» **PAGE EXCERPT**:
════
From the same fundamental equivalence, we can deduce
several paradoxical formulas:
\begin{displaymath}
\tag*{1.} a < (b < a), \qquad a' < (a < b).
\end{displaymath}
``If $a$ is true, $a$ is implied by any proposition $b$; if $a$ is
false, $a$ implies any proposition $b$''. This agrees with the
known properties of~0 and~1.
\begin{displaymath}
\tag*{2.} a < [(a < b) < b], \qquad a' < [(b < a) < b'].
\end{displaymath}
``If $a$ is true, then '$a$ implies $b$' implies $b$; if $a$ is false,
then '$b$ implies $a$' implies not-$b$.''
These two formulas are other forms of hypothetical reasoning
(\emph{modus ponens} and \emph{modus tollens}).
\begin{displaymath}
\tag*{3.} [(a < b) < a] = a,%
\footnote{This formula is \author{}{Bertrand Russell's} ``principle of reduction''.
See \emph{The Principles of Mathematics}, Vol. I, p.~17 (Cambridge, 1903).}
\qquad [(b < a) < a'] = a',
\end{displaymath}
``To say that, if $a$ implies $b$, $a$ is true, is the same as affirming
$a$; to say that, if $b$ implies $a$, $a$ is false, is the same as
denying $a$''.
\emph{Demonstration:}
\begin{align*}
[(a < b) < a] &= (a' + b < a) = ab' + a = a, \\
[(b < a) < a'] &= (b' + a < a') = a'b + a' = a'.
\end{align*}
In formulas (1) and (3), in which $b$ is any term at all,
we might introduce the sign $\prod$ with respect to $b$. In the
following formula, it becomes necessary to make use of this
sign.
\begin{displaymath}
\tag*{4.} \prod_{x} \left\{[a < (b < x)] < x \right\} = ab.
\end{displaymath}
\emph{Demonstration:}
\begin{align*}
\left\{[a < (b < x)] < x \right\} &= \left\{[a' + (b < x)] < x \right\} \\
&= [(a' + b' + x) < x] = abx' + x = ab + x.
\end{align*}
We must now form the product $\prod_{x}(ab + x)$, where $x$
can assume every value, including 0 and 1. Now, it is
clear that the part common to all the terms of the form
$(ab + x)$ can only be $ab$. For, (1) $ab$ is contained in each
of the sums $(ab + x)$ and therefore in the part common to
all; (2) the part common to all the sums $(ab + x)$ must be
contained in $(ab + 0)$, that is, in $ab$. Hence this common
part is equal to $ab$,%
\footnote{This argument is general and from it we can deduce the formula
\begin{displaymath}
\prod_{x}(a + x) = a,
\end{displaymath}
whence may be derived the correlative formula
\begin{displaymath}
\sum_{x} ax = a.
════
» **Dataset rows**:
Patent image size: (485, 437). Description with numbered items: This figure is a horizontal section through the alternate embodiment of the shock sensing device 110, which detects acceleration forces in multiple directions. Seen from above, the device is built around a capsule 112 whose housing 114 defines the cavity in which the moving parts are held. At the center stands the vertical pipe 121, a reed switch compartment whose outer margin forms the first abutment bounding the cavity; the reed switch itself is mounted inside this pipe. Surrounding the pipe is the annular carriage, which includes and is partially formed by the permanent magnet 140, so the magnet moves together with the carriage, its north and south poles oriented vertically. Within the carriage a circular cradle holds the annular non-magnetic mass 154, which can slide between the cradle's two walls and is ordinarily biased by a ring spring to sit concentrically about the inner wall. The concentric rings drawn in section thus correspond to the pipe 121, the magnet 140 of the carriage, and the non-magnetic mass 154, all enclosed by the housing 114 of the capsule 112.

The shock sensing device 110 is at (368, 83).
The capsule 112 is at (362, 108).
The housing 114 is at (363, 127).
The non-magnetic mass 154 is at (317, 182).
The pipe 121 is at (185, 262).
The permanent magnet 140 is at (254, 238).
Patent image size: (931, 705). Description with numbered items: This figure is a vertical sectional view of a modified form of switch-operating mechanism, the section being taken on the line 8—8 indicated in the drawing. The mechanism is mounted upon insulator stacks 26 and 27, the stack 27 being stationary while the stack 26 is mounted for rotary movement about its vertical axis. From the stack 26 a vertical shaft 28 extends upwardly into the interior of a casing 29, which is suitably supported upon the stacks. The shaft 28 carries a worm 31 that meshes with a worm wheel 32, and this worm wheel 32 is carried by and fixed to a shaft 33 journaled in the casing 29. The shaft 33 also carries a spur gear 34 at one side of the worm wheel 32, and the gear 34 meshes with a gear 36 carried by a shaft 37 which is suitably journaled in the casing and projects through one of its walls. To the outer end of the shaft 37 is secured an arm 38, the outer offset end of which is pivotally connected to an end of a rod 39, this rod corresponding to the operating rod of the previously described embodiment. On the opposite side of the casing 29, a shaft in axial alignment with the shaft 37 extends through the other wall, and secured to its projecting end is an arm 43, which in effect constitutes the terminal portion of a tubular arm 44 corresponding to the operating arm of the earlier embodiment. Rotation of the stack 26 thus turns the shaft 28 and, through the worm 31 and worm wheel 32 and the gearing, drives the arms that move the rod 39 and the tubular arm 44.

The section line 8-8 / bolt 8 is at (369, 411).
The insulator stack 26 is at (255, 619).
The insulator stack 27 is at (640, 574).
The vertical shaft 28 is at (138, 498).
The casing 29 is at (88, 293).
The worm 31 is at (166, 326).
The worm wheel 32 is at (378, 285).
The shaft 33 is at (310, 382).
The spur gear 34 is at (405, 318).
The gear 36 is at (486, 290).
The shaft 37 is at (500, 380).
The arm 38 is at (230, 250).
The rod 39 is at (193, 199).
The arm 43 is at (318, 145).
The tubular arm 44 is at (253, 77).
════
» **WRITTEN TASK**:
Please carry on the passage on paradoxical implication formulas, picking up right after its final line.

» **RESULT OF THE EXERCISE**:
\end{displaymath}
} which proved the theorem.
\section{Reduction of Inequalities to Equalities}\label{ch:59}
As we
have said, the principle of assertion enables us to reduce
inequalities to equalities by means of the following formulas:
\begin{gather*}
(a \neq 0) = (a = 1), \qquad (a \neq 1) = (a = 0), \\
(a \neq b) = (a = b').
\end{gather*}
For,
\begin{displaymath}
(a \neq b) = (ab' + a'b + 0) = (ab' + ab' = 1) = (a = b').
\end{displaymath}
Consequently, we have the paradoxical formula
\begin{displaymath}
(a \neq b) = (a = b').
\end{displaymath}
This is easily understood, for, whatever the proposition~$b$,
either it is true and its negative is false, or it is false and
its negative is true. Now, whatever the proposition~$a$ may
be, it is true or false; hence it is necessarily equal either to
$b$ or to $b'$. Thus to deny an equality (between propositions)
is to affirm the \emph{opposite} equality.
Thence it results that, in the calculus of propositions, we
do not need to take inequalities into consideration---a fact
which greatly simplifies both theory and practice. Moreover,
just as we can combine alternative equalities, we can
also combine simultaneous inequalities, since they are reducible
to equalities.
For, from the formulas previously established (\S\ref{ch:57})
\begin{align*}
(ab = 0) &= (a = 0) + (b = 0),\\
(a + b = 1) &= (a = 1) + (b = 1),
\end{align*}
we deduce by contraposition
\begin{align*}
(a \neq 0) (b \neq 0) &= (ab \neq 0),\\
(a \neq 1) (b \neq 1) &= (a + b \neq 1).
\end{align*}
These two formulas, moreover, according to what we have
just said, are equivalent to the known formulas
\begin{align*}
(a = 1) (b = 1) &= (ab = 1),\\
(a = 0) (b = 0) &= (a + b = 0).
\end{align*}
Therefore, in the calculus of propositions, we can solve
all simultaneous systems of equalities or inequalities and all
alternative systems of equalities or inequalities, which is not
possible in the calculus of classes.%
\index{Classes!Calculus of}\index{Calculus!of classes} To this end, it is
necessary only to apply the following rule:
First reduce the inclusions to equalities and the non-inclusions
to inequalities; then reduce the equalities so that their second
members will be 1, and the inequalities so that their second
members will be 0, and transform the latter into equalities having
1 for a second member; finally, suppress the second members 1 and
the signs of equality, \emph{i.e.}, form the product of the first
members of the simultaneous equalities and the sum of the first
members of the alternative equalities, retaining the parentheses.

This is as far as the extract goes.